**Set task**
Without the pictures, give the entries below again exactly as written.

— START OF Record extracts —

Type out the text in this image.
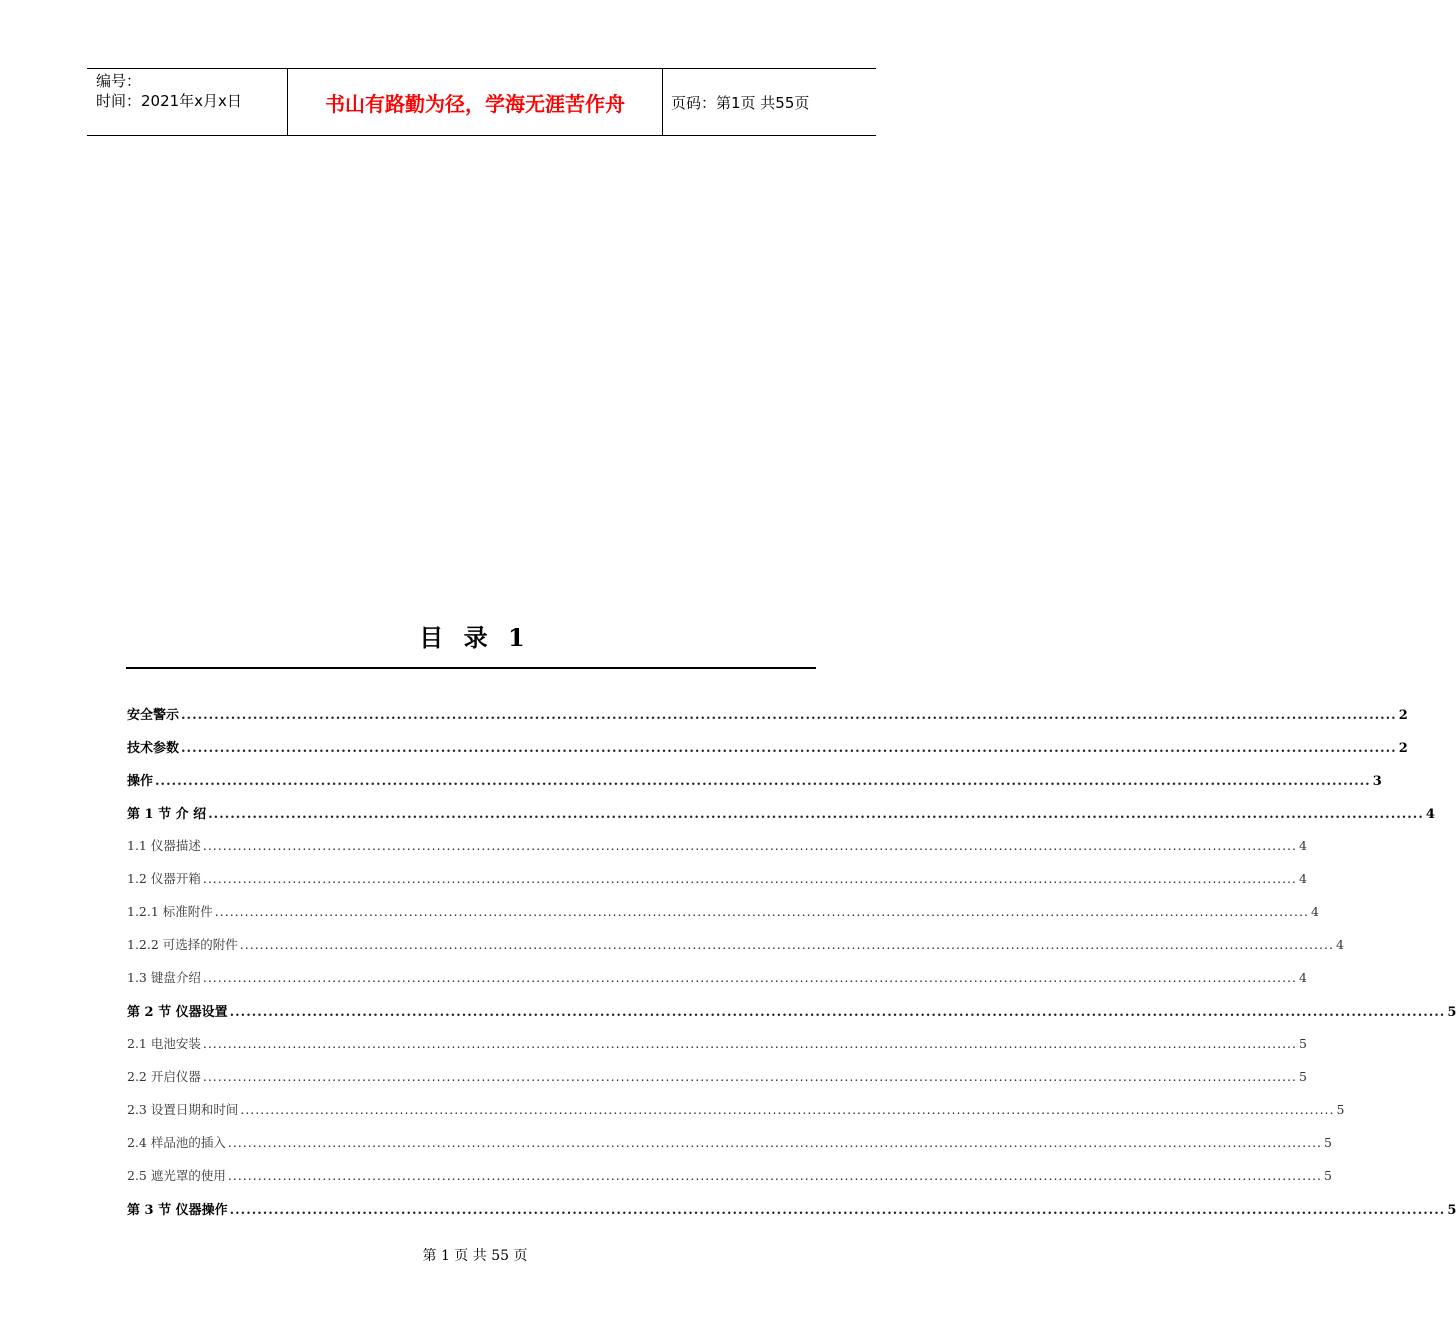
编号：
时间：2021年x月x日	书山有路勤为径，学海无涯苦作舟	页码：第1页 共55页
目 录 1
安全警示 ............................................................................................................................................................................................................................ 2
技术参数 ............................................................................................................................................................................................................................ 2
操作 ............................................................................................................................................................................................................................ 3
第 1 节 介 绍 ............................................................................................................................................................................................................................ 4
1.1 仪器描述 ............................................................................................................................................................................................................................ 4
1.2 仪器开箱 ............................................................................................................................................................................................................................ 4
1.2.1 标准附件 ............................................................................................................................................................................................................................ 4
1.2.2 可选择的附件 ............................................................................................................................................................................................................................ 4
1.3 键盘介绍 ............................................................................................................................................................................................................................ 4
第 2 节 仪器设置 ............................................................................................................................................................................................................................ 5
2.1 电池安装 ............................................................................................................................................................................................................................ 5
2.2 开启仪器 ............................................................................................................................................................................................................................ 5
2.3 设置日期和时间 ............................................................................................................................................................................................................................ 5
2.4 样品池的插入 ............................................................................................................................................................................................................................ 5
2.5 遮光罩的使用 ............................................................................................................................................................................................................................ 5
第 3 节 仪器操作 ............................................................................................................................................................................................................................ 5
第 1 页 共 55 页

— END OF Record extracts —

**Task result**
Type out the text in this image.
编号：
时间：2021年x月x日	书山有路勤为径，学海无涯苦作舟	页码：第1页 共55页
目 录 1
安全警示 ............................................................................................................................................................................................................................ 2
技术参数 ............................................................................................................................................................................................................................ 2
操作 ............................................................................................................................................................................................................................ 3
第 1 节 介 绍 ............................................................................................................................................................................................................................ 4
1.1 仪器描述 ............................................................................................................................................................................................................................ 4
1.2 仪器开箱 ............................................................................................................................................................................................................................ 4
1.2.1 标准附件 ............................................................................................................................................................................................................................ 4
1.2.2 可选择的附件 ............................................................................................................................................................................................................................ 4
1.3 键盘介绍 ............................................................................................................................................................................................................................ 4
第 2 节 仪器设置 ............................................................................................................................................................................................................................ 5
2.1 电池安装 ............................................................................................................................................................................................................................ 5
2.2 开启仪器 ............................................................................................................................................................................................................................ 5
2.3 设置日期和时间 ............................................................................................................................................................................................................................ 5
2.4 样品池的插入 ............................................................................................................................................................................................................................ 5
2.5 遮光罩的使用 ............................................................................................................................................................................................................................ 5
第 3 节 仪器操作 ............................................................................................................................................................................................................................ 5
第 1 页 共 55 页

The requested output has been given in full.